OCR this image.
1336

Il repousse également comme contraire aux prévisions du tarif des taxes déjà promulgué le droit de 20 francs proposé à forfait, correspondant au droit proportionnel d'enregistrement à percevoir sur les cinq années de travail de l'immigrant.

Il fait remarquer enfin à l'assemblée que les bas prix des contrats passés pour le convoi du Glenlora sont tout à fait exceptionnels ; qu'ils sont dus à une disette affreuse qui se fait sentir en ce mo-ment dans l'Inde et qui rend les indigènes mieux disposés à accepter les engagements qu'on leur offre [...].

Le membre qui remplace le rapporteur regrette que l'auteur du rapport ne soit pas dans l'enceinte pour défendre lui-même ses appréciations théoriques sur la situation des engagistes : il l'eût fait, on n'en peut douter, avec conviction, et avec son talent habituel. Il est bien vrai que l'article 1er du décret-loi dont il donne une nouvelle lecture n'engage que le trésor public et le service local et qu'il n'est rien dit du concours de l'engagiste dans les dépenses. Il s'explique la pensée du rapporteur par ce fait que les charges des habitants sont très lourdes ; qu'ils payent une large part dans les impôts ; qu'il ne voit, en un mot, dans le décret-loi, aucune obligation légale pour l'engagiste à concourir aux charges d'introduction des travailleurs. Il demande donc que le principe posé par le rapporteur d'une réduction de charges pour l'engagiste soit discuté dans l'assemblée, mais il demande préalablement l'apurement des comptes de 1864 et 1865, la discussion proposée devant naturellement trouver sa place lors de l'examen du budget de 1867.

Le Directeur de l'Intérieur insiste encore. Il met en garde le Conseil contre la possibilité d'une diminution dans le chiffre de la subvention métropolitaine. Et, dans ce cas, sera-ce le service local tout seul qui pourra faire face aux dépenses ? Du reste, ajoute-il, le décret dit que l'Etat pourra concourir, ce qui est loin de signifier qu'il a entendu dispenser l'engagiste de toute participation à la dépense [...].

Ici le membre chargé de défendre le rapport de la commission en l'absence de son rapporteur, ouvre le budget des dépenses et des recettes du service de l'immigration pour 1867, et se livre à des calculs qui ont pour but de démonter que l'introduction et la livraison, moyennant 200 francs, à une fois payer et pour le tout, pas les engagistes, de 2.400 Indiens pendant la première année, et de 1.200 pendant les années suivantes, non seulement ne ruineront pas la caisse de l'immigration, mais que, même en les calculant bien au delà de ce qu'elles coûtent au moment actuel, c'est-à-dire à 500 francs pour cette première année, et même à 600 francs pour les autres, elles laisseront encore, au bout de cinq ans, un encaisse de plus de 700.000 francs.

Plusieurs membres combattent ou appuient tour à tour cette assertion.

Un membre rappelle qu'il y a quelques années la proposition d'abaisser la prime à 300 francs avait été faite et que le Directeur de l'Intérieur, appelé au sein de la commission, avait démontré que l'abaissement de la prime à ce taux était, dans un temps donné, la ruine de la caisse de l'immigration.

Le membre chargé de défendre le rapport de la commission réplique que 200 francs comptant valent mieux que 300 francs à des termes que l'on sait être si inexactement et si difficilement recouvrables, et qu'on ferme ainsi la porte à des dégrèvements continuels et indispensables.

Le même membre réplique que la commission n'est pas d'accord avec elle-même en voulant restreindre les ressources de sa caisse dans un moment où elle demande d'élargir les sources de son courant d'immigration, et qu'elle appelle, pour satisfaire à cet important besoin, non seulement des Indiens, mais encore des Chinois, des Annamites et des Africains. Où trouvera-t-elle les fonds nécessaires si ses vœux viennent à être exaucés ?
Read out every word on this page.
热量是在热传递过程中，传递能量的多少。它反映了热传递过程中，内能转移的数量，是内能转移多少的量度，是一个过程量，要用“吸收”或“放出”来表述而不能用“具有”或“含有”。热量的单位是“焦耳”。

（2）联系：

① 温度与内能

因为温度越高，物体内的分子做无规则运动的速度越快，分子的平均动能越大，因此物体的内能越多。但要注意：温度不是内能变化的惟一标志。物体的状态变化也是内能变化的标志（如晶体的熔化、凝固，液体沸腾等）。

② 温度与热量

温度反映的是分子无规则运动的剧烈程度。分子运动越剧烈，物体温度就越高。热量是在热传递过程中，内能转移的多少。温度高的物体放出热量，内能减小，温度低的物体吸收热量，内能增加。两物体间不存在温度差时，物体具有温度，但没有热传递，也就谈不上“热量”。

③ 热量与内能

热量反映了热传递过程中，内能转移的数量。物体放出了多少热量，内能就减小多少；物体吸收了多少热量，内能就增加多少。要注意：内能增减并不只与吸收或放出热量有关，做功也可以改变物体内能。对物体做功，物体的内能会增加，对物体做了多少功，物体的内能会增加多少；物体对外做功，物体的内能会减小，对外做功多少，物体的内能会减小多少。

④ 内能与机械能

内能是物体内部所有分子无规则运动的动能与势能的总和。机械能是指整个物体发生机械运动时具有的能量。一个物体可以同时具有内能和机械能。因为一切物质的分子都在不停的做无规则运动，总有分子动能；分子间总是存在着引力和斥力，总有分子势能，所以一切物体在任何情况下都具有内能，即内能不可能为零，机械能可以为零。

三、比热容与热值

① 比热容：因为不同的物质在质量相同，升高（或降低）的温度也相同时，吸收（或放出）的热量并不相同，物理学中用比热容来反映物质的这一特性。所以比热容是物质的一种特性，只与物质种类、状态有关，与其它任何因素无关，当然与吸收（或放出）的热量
###
→ What is asked
Copy every line of the entries above in which "内能转移的数量" occurs.

→ Output for this exercise
热量是在热传递过程中，传递能量的多少。它反映了热传递过程中，内能转移的数量，是内能转移多少的量度，是一个过程量，要用“吸收”或“放出”来表述而不能用“具有”或“含有”。热量的单位是“焦耳”。
热量反映了热传递过程中，内能转移的数量。物体放出了多少热量，内能就减小多少；物体吸收了多少热量，内能就增加多少。要注意：内能增减并不只与吸收或放出热量有关，做功也可以改变物体内能。对物体做功，物体的内能会增加，对物体做了多少功，物体的内能会增加多少；物体对外做功，物体的内能会减小，对外做功多少，物体的内能会减小多少。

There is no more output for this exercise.